STATED GOAL: All entries below are to be set down again, identical to the source.

>> Start DATA PROVIDED

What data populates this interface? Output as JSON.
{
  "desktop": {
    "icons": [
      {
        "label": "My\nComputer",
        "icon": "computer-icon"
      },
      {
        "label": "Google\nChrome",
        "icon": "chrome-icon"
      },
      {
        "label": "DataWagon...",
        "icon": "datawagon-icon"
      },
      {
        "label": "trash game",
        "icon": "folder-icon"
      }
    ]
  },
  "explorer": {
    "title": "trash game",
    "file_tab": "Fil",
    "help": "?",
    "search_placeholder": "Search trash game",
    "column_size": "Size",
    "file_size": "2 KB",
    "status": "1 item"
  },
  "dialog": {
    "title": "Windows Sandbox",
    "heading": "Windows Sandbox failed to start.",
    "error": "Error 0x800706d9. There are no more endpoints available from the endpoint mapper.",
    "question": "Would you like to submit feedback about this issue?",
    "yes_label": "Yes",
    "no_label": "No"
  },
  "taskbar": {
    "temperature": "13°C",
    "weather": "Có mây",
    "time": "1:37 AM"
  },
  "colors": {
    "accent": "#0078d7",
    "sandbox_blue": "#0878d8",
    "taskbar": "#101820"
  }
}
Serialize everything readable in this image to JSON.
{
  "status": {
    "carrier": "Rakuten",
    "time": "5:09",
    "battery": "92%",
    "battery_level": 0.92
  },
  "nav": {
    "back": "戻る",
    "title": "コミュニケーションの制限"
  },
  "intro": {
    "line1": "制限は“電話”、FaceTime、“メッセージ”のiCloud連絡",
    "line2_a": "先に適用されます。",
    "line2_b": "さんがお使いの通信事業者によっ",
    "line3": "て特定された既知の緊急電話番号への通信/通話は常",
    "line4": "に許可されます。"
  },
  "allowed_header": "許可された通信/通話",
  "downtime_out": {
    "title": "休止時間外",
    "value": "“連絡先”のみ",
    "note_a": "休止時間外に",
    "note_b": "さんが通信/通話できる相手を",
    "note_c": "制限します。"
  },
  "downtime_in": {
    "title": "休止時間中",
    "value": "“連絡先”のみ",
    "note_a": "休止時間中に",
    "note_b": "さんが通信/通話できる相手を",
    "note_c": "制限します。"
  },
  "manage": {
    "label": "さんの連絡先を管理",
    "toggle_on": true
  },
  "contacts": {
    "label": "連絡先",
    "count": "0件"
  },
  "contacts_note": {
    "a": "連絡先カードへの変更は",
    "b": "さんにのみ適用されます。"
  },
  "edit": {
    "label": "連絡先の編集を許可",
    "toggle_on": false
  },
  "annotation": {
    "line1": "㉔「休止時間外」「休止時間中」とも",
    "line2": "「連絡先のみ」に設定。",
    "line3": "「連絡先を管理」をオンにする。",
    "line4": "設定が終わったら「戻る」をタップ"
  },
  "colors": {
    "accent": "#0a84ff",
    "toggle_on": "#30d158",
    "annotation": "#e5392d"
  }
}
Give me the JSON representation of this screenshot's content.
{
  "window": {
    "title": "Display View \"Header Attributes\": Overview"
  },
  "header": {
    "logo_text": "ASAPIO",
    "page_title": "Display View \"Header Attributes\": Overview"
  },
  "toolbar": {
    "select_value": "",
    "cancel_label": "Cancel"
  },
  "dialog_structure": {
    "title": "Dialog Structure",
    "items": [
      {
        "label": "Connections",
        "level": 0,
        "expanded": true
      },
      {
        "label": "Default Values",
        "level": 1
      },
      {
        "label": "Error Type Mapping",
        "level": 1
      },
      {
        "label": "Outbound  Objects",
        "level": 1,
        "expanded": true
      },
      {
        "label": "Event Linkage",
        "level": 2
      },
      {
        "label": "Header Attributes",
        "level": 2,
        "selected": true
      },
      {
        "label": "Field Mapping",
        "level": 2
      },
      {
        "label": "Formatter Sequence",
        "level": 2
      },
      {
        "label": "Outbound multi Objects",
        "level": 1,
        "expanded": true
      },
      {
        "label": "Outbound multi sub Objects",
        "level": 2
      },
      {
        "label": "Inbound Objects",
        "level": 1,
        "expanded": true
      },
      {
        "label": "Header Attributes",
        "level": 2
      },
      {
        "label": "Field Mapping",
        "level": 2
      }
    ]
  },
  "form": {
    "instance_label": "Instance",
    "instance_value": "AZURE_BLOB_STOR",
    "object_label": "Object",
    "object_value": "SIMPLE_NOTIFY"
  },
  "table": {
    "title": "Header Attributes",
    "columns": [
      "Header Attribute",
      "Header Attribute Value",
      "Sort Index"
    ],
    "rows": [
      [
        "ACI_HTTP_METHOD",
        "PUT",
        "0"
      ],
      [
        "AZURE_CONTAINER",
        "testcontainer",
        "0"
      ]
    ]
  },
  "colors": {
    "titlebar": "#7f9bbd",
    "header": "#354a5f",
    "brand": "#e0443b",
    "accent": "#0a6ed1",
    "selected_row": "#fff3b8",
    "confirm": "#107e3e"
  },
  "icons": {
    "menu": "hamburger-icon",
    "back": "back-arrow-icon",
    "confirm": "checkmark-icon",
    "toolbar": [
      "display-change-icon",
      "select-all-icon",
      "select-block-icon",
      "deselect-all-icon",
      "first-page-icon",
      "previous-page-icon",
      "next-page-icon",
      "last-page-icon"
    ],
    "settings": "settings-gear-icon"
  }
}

>> End DATA PROVIDED

TASK RESPONSE:
What data populates this interface? Output as JSON.
{
  "desktop": {
    "icons": [
      {
        "label": "My\nComputer",
        "icon": "computer-icon"
      },
      {
        "label": "Google\nChrome",
        "icon": "chrome-icon"
      },
      {
        "label": "DataWagon...",
        "icon": "datawagon-icon"
      },
      {
        "label": "trash game",
        "icon": "folder-icon"
      }
    ]
  },
  "explorer": {
    "title": "trash game",
    "file_tab": "Fil",
    "help": "?",
    "search_placeholder": "Search trash game",
    "column_size": "Size",
    "file_size": "2 KB",
    "status": "1 item"
  },
  "dialog": {
    "title": "Windows Sandbox",
    "heading": "Windows Sandbox failed to start.",
    "error": "Error 0x800706d9. There are no more endpoints available from the endpoint mapper.",
    "question": "Would you like to submit feedback about this issue?",
    "yes_label": "Yes",
    "no_label": "No"
  },
  "taskbar": {
    "temperature": "13°C",
    "weather": "Có mây",
    "time": "1:37 AM"
  },
  "colors": {
    "accent": "#0078d7",
    "sandbox_blue": "#0878d8",
    "taskbar": "#101820"
  }
}
Serialize everything readable in this image to JSON.
{
  "status": {
    "carrier": "Rakuten",
    "time": "5:09",
    "battery": "92%",
    "battery_level": 0.92
  },
  "nav": {
    "back": "戻る",
    "title": "コミュニケーションの制限"
  },
  "intro": {
    "line1": "制限は“電話”、FaceTime、“メッセージ”のiCloud連絡",
    "line2_a": "先に適用されます。",
    "line2_b": "さんがお使いの通信事業者によっ",
    "line3": "て特定された既知の緊急電話番号への通信/通話は常",
    "line4": "に許可されます。"
  },
  "allowed_header": "許可された通信/通話",
  "downtime_out": {
    "title": "休止時間外",
    "value": "“連絡先”のみ",
    "note_a": "休止時間外に",
    "note_b": "さんが通信/通話できる相手を",
    "note_c": "制限します。"
  },
  "downtime_in": {
    "title": "休止時間中",
    "value": "“連絡先”のみ",
    "note_a": "休止時間中に",
    "note_b": "さんが通信/通話できる相手を",
    "note_c": "制限します。"
  },
  "manage": {
    "label": "さんの連絡先を管理",
    "toggle_on": true
  },
  "contacts": {
    "label": "連絡先",
    "count": "0件"
  },
  "contacts_note": {
    "a": "連絡先カードへの変更は",
    "b": "さんにのみ適用されます。"
  },
  "edit": {
    "label": "連絡先の編集を許可",
    "toggle_on": false
  },
  "annotation": {
    "line1": "㉔「休止時間外」「休止時間中」とも",
    "line2": "「連絡先のみ」に設定。",
    "line3": "「連絡先を管理」をオンにする。",
    "line4": "設定が終わったら「戻る」をタップ"
  },
  "colors": {
    "accent": "#0a84ff",
    "toggle_on": "#30d158",
    "annotation": "#e5392d"
  }
}
Give me the JSON representation of this screenshot's content.
{
  "window": {
    "title": "Display View \"Header Attributes\": Overview"
  },
  "header": {
    "logo_text": "ASAPIO",
    "page_title": "Display View \"Header Attributes\": Overview"
  },
  "toolbar": {
    "select_value": "",
    "cancel_label": "Cancel"
  },
  "dialog_structure": {
    "title": "Dialog Structure",
    "items": [
      {
        "label": "Connections",
        "level": 0,
        "expanded": true
      },
      {
        "label": "Default Values",
        "level": 1
      },
      {
        "label": "Error Type Mapping",
        "level": 1
      },
      {
        "label": "Outbound  Objects",
        "level": 1,
        "expanded": true
      },
      {
        "label": "Event Linkage",
        "level": 2
      },
      {
        "label": "Header Attributes",
        "level": 2,
        "selected": true
      },
      {
        "label": "Field Mapping",
        "level": 2
      },
      {
        "label": "Formatter Sequence",
        "level": 2
      },
      {
        "label": "Outbound multi Objects",
        "level": 1,
        "expanded": true
      },
      {
        "label": "Outbound multi sub Objects",
        "level": 2
      },
      {
        "label": "Inbound Objects",
        "level": 1,
        "expanded": true
      },
      {
        "label": "Header Attributes",
        "level": 2
      },
      {
        "label": "Field Mapping",
        "level": 2
      }
    ]
  },
  "form": {
    "instance_label": "Instance",
    "instance_value": "AZURE_BLOB_STOR",
    "object_label": "Object",
    "object_value": "SIMPLE_NOTIFY"
  },
  "table": {
    "title": "Header Attributes",
    "columns": [
      "Header Attribute",
      "Header Attribute Value",
      "Sort Index"
    ],
    "rows": [
      [
        "ACI_HTTP_METHOD",
        "PUT",
        "0"
      ],
      [
        "AZURE_CONTAINER",
        "testcontainer",
        "0"
      ]
    ]
  },
  "colors": {
    "titlebar": "#7f9bbd",
    "header": "#354a5f",
    "brand": "#e0443b",
    "accent": "#0a6ed1",
    "selected_row": "#fff3b8",
    "confirm": "#107e3e"
  },
  "icons": {
    "menu": "hamburger-icon",
    "back": "back-arrow-icon",
    "confirm": "checkmark-icon",
    "toolbar": [
      "display-change-icon",
      "select-all-icon",
      "select-block-icon",
      "deselect-all-icon",
      "first-page-icon",
      "previous-page-icon",
      "next-page-icon",
      "last-page-icon"
    ],
    "settings": "settings-gear-icon"
  }
}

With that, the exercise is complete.